◆ **What you are asked to do**
Arrange every line of the records as a Markdown table with two columns, "Row" for the row number and "Line" for the line itself. Leave out any blank lines.

Stored data

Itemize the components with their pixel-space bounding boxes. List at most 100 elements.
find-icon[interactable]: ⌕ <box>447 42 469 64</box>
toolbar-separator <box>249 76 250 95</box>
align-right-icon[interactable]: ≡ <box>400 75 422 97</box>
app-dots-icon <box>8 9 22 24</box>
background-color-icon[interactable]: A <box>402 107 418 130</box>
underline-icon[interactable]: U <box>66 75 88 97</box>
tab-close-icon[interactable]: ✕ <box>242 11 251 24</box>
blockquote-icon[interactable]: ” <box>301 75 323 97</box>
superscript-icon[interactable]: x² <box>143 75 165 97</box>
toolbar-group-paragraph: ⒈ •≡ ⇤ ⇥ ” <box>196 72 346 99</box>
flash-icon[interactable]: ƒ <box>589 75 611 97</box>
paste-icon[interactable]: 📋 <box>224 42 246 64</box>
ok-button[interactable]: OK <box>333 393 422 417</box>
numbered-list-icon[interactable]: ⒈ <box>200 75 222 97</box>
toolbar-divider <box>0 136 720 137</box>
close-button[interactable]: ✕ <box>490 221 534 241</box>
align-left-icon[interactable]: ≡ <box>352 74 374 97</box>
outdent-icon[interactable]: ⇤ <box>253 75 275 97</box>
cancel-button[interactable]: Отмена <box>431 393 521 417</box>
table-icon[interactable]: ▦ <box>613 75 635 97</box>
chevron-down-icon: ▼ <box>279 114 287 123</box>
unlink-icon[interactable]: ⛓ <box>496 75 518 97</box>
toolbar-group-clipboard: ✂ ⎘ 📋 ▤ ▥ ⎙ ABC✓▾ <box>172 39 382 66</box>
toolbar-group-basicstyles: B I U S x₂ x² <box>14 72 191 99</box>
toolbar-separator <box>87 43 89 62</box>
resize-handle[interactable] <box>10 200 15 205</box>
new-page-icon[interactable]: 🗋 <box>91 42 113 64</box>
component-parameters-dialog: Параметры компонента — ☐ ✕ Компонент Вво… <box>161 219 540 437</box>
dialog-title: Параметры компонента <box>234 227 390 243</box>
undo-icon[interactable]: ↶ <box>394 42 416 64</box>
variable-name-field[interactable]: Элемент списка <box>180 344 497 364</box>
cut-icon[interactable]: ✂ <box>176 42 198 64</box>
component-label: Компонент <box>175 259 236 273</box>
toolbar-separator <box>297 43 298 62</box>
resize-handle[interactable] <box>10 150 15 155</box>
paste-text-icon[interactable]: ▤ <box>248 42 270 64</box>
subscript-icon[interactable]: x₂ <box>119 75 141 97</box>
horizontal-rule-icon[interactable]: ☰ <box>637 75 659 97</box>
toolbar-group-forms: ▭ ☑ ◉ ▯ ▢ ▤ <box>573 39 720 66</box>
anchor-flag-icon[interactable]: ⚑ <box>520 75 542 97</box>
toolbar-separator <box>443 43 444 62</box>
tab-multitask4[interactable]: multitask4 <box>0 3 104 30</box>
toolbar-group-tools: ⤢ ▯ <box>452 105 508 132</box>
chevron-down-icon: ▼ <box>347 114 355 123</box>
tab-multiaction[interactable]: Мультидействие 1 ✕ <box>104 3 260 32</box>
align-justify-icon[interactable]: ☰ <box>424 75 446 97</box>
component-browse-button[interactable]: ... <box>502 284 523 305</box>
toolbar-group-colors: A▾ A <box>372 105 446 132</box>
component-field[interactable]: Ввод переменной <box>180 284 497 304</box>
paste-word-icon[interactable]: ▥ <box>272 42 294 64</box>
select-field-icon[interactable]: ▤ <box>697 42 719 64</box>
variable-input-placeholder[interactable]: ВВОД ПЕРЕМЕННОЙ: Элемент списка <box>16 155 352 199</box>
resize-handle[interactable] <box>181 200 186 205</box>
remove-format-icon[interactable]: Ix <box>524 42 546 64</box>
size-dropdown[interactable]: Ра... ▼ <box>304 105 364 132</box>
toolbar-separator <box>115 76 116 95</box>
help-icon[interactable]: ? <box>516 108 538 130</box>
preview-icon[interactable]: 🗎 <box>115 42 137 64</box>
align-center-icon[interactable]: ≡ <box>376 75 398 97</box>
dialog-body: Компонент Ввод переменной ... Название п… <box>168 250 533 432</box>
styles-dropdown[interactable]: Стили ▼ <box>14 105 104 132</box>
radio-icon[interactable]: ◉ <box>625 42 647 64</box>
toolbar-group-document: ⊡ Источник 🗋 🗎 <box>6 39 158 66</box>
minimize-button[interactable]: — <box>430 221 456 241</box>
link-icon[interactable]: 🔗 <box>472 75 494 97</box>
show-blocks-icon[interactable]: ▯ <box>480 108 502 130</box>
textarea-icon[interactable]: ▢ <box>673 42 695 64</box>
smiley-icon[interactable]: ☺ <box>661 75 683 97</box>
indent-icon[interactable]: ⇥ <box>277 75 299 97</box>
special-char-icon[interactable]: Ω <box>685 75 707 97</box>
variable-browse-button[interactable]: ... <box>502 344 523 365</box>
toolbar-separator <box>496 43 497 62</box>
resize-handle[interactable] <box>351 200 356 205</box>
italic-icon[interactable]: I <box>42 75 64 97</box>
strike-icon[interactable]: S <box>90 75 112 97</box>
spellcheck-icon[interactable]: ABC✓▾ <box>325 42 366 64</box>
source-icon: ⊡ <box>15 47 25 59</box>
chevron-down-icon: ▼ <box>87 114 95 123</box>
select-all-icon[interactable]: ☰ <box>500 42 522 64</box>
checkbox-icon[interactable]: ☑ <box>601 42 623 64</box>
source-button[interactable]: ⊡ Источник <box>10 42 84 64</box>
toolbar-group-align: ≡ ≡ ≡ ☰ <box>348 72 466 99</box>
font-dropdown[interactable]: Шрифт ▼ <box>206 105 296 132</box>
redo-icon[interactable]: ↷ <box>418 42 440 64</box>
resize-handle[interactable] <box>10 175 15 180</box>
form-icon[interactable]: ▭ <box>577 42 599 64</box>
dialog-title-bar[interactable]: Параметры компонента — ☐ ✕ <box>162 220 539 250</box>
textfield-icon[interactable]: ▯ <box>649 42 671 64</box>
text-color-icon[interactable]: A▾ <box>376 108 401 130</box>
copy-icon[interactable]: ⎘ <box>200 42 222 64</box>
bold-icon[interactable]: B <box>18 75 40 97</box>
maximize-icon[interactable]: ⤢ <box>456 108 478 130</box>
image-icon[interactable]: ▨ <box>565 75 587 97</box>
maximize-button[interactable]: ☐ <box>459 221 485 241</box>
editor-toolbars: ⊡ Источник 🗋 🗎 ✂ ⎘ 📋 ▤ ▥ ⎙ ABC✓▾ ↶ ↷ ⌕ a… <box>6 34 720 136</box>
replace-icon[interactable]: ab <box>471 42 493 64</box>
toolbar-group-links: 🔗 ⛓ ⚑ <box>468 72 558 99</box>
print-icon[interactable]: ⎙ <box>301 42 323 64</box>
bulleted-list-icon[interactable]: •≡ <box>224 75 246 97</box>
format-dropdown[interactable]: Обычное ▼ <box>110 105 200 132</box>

◆ **Result for this exercise**
| Row | Line |
|---|---|
| 1 | Itemize the components with their pixel-space bounding boxes. List at most 100 elements. |
| 2 | find-icon[interactable]: ⌕ <box>447 42 469 64</box> |
| 3 | toolbar-separator <box>249 76 250 95</box> |
| 4 | align-right-icon[interactable]: ≡ <box>400 75 422 97</box> |
| 5 | app-dots-icon <box>8 9 22 24</box> |
| 6 | background-color-icon[interactable]: A <box>402 107 418 130</box> |
| 7 | underline-icon[interactable]: U <box>66 75 88 97</box> |
| 8 | tab-close-icon[interactable]: ✕ <box>242 11 251 24</box> |
| 9 | blockquote-icon[interactable]: ” <box>301 75 323 97</box> |
| 10 | superscript-icon[interactable]: x² <box>143 75 165 97</box> |
| 11 | toolbar-group-paragraph: ⒈ •≡ ⇤ ⇥ ” <box>196 72 346 99</box> |
| 12 | flash-icon[interactable]: ƒ <box>589 75 611 97</box> |
| 13 | paste-icon[interactable]: 📋 <box>224 42 246 64</box> |
| 14 | ok-button[interactable]: OK <box>333 393 422 417</box> |
| 15 | numbered-list-icon[interactable]: ⒈ <box>200 75 222 97</box> |
| 16 | toolbar-divider <box>0 136 720 137</box> |
| 17 | close-button[interactable]: ✕ <box>490 221 534 241</box> |
| 18 | align-left-icon[interactable]: ≡ <box>352 74 374 97</box> |
| 19 | outdent-icon[interactable]: ⇤ <box>253 75 275 97</box> |
| 20 | cancel-button[interactable]: Отмена <box>431 393 521 417</box> |
| 21 | table-icon[interactable]: ▦ <box>613 75 635 97</box> |
| 22 | chevron-down-icon: ▼ <box>279 114 287 123</box> |
| 23 | unlink-icon[interactable]: ⛓ <box>496 75 518 97</box> |
| 24 | toolbar-group-clipboard: ✂ ⎘ 📋 ▤ ▥ ⎙ ABC✓▾ <box>172 39 382 66</box> |
| 25 | toolbar-group-basicstyles: B I U S x₂ x² <box>14 72 191 99</box> |
| 26 | toolbar-separator <box>87 43 89 62</box> |
| 27 | resize-handle[interactable] <box>10 200 15 205</box> |
| 28 | new-page-icon[interactable]: 🗋 <box>91 42 113 64</box> |
| 29 | component-parameters-dialog: Параметры компонента — ☐ ✕ Компонент Вво… <box>161 219 540 437</box> |
| 30 | dialog-title: Параметры компонента <box>234 227 390 243</box> |
| 31 | undo-icon[interactable]: ↶ <box>394 42 416 64</box> |
| 32 | variable-name-field[interactable]: Элемент списка <box>180 344 497 364</box> |
| 33 | cut-icon[interactable]: ✂ <box>176 42 198 64</box> |
| 34 | component-label: Компонент <box>175 259 236 273</box> |
| 35 | toolbar-separator <box>297 43 298 62</box> |
| 36 | resize-handle[interactable] <box>10 150 15 155</box> |
| 37 | paste-text-icon[interactable]: ▤ <box>248 42 270 64</box> |
| 38 | subscript-icon[interactable]: x₂ <box>119 75 141 97</box> |
| 39 | horizontal-rule-icon[interactable]: ☰ <box>637 75 659 97</box> |
| 40 | toolbar-group-forms: ▭ ☑ ◉ ▯ ▢ ▤ <box>573 39 720 66</box> |
| 41 | anchor-flag-icon[interactable]: ⚑ <box>520 75 542 97</box> |
| 42 | toolbar-separator <box>443 43 444 62</box> |
| 43 | tab-multitask4[interactable]: multitask4 <box>0 3 104 30</box> |
| 44 | toolbar-group-tools: ⤢ ▯ <box>452 105 508 132</box> |
| 45 | chevron-down-icon: ▼ <box>347 114 355 123</box> |
| 46 | tab-multiaction[interactable]: Мультидействие 1 ✕ <box>104 3 260 32</box> |
| 47 | align-justify-icon[interactable]: ☰ <box>424 75 446 97</box> |
| 48 | component-browse-button[interactable]: ... <box>502 284 523 305</box> |
| 49 | toolbar-group-colors: A▾ A <box>372 105 446 132</box> |
| 50 | component-field[interactable]: Ввод переменной <box>180 284 497 304</box> |
| 51 | paste-word-icon[interactable]: ▥ <box>272 42 294 64</box> |
| 52 | select-field-icon[interactable]: ▤ <box>697 42 719 64</box> |
| 53 | variable-input-placeholder[interactable]: ВВОД ПЕРЕМЕННОЙ: Элемент списка <box>16 155 352 199</box> |
| 54 | resize-handle[interactable] <box>181 200 186 205</box> |
| 55 | remove-format-icon[interactable]: Ix <box>524 42 546 64</box> |
| 56 | size-dropdown[interactable]: Ра... ▼ <box>304 105 364 132</box> |
| 57 | toolbar-separator <box>115 76 116 95</box> |
| 58 | help-icon[interactable]: ? <box>516 108 538 130</box> |
| 59 | preview-icon[interactable]: 🗎 <box>115 42 137 64</box> |
| 60 | align-center-icon[interactable]: ≡ <box>376 75 398 97</box> |
| 61 | dialog-body: Компонент Ввод переменной ... Название п… <box>168 250 533 432</box> |
| 62 | styles-dropdown[interactable]: Стили ▼ <box>14 105 104 132</box> |
| 63 | radio-icon[interactable]: ◉ <box>625 42 647 64</box> |
| 64 | toolbar-group-document: ⊡ Источник 🗋 🗎 <box>6 39 158 66</box> |
| 65 | minimize-button[interactable]: — <box>430 221 456 241</box> |
| 66 | link-icon[interactable]: 🔗 <box>472 75 494 97</box> |
| 67 | show-blocks-icon[interactable]: ▯ <box>480 108 502 130</box> |
| 68 | textarea-icon[interactable]: ▢ <box>673 42 695 64</box> |
| 69 | smiley-icon[interactable]: ☺ <box>661 75 683 97</box> |
| 70 | indent-icon[interactable]: ⇥ <box>277 75 299 97</box> |
| 71 | special-char-icon[interactable]: Ω <box>685 75 707 97</box> |
| 72 | variable-browse-button[interactable]: ... <box>502 344 523 365</box> |
| 73 | toolbar-separator <box>496 43 497 62</box> |
| 74 | resize-handle[interactable] <box>351 200 356 205</box> |
| 75 | italic-icon[interactable]: I <box>42 75 64 97</box> |
| 76 | strike-icon[interactable]: S <box>90 75 112 97</box> |
| 77 | spellcheck-icon[interactable]: ABC✓▾ <box>325 42 366 64</box> |
| 78 | source-icon: ⊡ <box>15 47 25 59</box> |
| 79 | chevron-down-icon: ▼ <box>87 114 95 123</box> |
| 80 | select-all-icon[interactable]: ☰ <box>500 42 522 64</box> |
| 81 | checkbox-icon[interactable]: ☑ <box>601 42 623 64</box> |
| 82 | source-button[interactable]: ⊡ Источник <box>10 42 84 64</box> |
| 83 | toolbar-group-align: ≡ ≡ ≡ ☰ <box>348 72 466 99</box> |
| 84 | font-dropdown[interactable]: Шрифт ▼ <box>206 105 296 132</box> |
| 85 | redo-icon[interactable]: ↷ <box>418 42 440 64</box> |
| 86 | resize-handle[interactable] <box>10 175 15 180</box> |
| 87 | form-icon[interactable]: ▭ <box>577 42 599 64</box> |
| 88 | dialog-title-bar[interactable]: Параметры компонента — ☐ ✕ <box>162 220 539 250</box> |
| 89 | textfield-icon[interactable]: ▯ <box>649 42 671 64</box> |
| 90 | text-color-icon[interactable]: A▾ <box>376 108 401 130</box> |
| 91 | copy-icon[interactable]: ⎘ <box>200 42 222 64</box> |
| 92 | bold-icon[interactable]: B <box>18 75 40 97</box> |
| 93 | maximize-icon[interactable]: ⤢ <box>456 108 478 130</box> |
| 94 | image-icon[interactable]: ▨ <box>565 75 587 97</box> |
| 95 | maximize-button[interactable]: ☐ <box>459 221 485 241</box> |
| 96 | editor-toolbars: ⊡ Источник 🗋 🗎 ✂ ⎘ 📋 ▤ ▥ ⎙ ABC✓▾ ↶ ↷ ⌕ a… <box>6 34 720 136</box> |
| 97 | replace-icon[interactable]: ab <box>471 42 493 64</box> |
| 98 | toolbar-group-links: 🔗 ⛓ ⚑ <box>468 72 558 99</box> |
| 99 | print-icon[interactable]: ⎙ <box>301 42 323 64</box> |
| 100 | bulleted-list-icon[interactable]: •≡ <box>224 75 246 97</box> |
| 101 | format-dropdown[interactable]: Обычное ▼ <box>110 105 200 132</box> |